** GIVEN PROBLEM 1 **
From the mediation article, reproduce the part that opens with the words containing "Mediation is very" and closes with "ADR, he says.".
** GIVEN PROBLEM 2 **
Answer these questions using the mediation article:
(a) At which law school does Barry Goldman teach?
(b) What two major problems in ADR does Goldman identify?
(c) What does Goldman say non-lawyers seem to be trying to turn ADR into?

** TEXT BLOCK **
##############################
Professor authors 'idea' book for negotiators

 By Sheila Pursglove

Legal News
 
Mediation is very rewarding work, and a field that appeals to many people—but an extremely tough area to break into, according to Barry Goldman, who teaches Negotiation, Alternative Dispute Resolution and Labor Arbitration at Wayne State University Law School.
 
“Labor arbitration is worse,” he says. “I certainly think young lawyers should learn something about ADR, but despite the spiel they get from the people who want to sell them training programs they shouldn’t have any illusions about making a living at it.”
 
There are two major problems in ADR, he says.
 
“One is lawyers; the other is non-lawyers. The lawyers have gummed it up with ‘legaldegook,’ made it into a revenue generator and tried to turn it into just another legal specialty. Non-lawyers seem to be trying to turn it into some kind of flakey new age healing ritual. Neither one is helping.”
##############################
** SUPPLIED ENTRIES **
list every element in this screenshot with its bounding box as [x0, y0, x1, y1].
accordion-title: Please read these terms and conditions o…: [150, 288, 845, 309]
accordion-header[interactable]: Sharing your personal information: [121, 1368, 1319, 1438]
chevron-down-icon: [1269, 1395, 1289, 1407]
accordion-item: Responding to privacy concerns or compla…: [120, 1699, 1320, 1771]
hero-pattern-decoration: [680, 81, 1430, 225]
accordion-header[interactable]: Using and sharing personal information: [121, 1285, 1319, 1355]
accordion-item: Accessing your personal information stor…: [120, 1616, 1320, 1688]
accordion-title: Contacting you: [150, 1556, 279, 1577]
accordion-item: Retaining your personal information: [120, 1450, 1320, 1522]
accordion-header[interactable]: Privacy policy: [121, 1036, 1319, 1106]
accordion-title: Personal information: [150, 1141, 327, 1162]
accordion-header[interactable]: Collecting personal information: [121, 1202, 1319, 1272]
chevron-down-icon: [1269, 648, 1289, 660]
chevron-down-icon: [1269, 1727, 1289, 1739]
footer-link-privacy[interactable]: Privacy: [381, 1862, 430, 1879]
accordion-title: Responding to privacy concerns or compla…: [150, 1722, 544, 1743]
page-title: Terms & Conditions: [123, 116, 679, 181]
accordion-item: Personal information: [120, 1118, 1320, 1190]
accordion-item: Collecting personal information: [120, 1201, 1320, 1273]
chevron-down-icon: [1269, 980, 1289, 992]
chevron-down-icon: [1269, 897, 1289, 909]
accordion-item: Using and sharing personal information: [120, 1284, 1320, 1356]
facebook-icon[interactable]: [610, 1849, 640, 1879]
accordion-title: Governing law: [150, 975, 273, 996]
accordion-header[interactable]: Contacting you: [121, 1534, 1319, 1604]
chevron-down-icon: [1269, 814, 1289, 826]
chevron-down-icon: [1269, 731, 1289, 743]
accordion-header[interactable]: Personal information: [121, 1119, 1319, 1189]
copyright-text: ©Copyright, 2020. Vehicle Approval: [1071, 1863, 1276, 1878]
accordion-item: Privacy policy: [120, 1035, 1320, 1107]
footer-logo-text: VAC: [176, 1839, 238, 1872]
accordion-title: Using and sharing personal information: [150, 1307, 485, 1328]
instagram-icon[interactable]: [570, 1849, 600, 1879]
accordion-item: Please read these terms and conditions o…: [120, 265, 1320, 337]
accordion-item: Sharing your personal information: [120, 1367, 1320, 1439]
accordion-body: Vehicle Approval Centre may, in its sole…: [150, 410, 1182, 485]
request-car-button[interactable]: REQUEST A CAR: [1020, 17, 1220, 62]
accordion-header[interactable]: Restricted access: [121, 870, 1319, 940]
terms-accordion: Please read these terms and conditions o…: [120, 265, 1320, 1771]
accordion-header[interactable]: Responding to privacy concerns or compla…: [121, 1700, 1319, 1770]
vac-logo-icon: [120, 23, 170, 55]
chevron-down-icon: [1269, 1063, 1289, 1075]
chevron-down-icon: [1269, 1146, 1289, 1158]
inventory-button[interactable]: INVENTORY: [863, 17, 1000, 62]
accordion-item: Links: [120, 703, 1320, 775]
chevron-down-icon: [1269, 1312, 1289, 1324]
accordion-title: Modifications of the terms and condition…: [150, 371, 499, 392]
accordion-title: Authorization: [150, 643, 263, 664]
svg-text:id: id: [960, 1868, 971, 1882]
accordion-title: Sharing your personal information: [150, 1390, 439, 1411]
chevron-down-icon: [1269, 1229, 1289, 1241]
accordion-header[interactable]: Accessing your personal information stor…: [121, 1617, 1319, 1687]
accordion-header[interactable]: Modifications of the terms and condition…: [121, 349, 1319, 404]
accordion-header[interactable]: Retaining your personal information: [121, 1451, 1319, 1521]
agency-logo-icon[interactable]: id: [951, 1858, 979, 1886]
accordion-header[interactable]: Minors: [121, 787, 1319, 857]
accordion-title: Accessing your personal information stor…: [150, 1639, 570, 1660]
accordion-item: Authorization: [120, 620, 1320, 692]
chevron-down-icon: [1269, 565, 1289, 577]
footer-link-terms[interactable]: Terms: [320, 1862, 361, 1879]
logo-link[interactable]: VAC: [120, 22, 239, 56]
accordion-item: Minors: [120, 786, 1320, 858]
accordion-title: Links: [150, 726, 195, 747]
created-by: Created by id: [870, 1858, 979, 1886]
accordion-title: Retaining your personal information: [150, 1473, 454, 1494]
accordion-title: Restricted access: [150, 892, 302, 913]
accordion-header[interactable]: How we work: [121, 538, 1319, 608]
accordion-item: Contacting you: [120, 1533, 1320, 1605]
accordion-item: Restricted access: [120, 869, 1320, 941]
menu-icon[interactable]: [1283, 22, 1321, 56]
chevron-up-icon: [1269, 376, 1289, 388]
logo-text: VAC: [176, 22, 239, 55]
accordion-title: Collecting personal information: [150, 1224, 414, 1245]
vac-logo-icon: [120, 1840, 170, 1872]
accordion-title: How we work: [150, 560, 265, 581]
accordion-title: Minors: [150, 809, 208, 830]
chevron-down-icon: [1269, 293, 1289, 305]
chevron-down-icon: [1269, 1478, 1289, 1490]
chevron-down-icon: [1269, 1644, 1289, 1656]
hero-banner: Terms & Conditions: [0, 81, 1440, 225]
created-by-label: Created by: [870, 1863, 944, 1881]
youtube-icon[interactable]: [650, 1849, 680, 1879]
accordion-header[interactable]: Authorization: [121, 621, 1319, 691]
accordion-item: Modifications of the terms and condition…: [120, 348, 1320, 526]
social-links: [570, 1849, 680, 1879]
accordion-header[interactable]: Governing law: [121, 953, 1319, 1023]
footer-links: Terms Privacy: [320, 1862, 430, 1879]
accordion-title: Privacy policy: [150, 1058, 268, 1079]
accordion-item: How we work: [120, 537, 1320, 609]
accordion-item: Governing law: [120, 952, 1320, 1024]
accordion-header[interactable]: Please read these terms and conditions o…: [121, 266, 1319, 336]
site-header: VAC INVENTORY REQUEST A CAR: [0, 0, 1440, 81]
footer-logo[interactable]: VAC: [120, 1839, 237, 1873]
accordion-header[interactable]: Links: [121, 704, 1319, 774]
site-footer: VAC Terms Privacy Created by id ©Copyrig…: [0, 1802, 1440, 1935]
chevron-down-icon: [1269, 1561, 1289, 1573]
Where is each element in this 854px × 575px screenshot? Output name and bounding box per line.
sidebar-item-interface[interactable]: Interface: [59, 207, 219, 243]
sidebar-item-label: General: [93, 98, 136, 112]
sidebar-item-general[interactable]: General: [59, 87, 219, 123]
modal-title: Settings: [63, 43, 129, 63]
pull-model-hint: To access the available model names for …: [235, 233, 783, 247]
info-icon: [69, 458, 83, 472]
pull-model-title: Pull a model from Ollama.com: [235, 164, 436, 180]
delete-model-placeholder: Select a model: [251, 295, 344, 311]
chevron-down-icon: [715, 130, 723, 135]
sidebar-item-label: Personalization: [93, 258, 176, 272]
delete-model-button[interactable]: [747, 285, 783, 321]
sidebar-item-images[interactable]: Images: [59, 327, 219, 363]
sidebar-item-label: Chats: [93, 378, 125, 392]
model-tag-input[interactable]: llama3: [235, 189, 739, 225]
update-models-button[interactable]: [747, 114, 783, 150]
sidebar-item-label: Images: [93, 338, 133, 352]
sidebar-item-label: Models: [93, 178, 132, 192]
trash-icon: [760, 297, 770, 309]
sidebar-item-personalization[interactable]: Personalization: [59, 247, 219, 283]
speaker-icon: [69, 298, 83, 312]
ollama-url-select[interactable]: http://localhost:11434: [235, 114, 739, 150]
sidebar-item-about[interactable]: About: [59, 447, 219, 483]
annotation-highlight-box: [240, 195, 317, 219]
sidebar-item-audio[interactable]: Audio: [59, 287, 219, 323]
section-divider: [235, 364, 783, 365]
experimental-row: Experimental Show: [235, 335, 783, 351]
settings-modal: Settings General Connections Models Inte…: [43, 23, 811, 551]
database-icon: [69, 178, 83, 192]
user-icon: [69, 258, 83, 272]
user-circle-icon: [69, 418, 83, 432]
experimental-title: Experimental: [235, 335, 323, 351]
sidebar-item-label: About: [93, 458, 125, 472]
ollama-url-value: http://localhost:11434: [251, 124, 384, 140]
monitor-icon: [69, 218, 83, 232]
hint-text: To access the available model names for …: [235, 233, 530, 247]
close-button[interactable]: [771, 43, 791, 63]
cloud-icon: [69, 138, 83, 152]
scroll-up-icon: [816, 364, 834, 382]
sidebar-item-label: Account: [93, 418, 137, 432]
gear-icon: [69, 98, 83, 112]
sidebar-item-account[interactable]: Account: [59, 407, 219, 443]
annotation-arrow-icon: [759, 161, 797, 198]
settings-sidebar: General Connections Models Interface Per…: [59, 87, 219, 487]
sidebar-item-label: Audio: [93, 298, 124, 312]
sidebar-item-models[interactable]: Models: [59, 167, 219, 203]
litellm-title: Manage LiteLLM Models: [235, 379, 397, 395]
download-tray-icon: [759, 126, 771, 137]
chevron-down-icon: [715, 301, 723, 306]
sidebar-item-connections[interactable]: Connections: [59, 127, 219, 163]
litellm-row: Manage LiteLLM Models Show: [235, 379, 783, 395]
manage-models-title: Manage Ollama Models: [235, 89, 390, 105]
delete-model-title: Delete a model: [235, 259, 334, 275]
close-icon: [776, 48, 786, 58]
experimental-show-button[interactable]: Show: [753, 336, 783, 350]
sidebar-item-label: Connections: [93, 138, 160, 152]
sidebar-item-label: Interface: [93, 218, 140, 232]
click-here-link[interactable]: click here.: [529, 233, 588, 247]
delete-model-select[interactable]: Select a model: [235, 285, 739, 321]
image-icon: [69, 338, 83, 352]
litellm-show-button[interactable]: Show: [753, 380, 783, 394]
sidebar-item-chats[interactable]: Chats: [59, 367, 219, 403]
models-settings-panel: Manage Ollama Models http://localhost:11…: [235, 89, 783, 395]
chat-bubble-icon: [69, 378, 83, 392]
##############################
** TASK RESULT 1 **
Mediation is very rewarding work, and a field that appeals to many people—but an extremely tough area to break into, according to Barry Goldman, who teaches Negotiation, Alternative Dispute Resolution and Labor Arbitration at Wayne State University Law School.
 
“Labor arbitration is worse,” he says. “I certainly think young lawyers should learn something about ADR, but despite the spiel they get from the people who want to sell them training programs they shouldn’t have any illusions about making a living at it.”
 
There are two major problems in ADR, he says.

** TASK RESULT 2 **
(a) Wayne State University Law School.
(b) Lawyers and non-lawyers.
(c) Some kind of flakey new age healing ritual.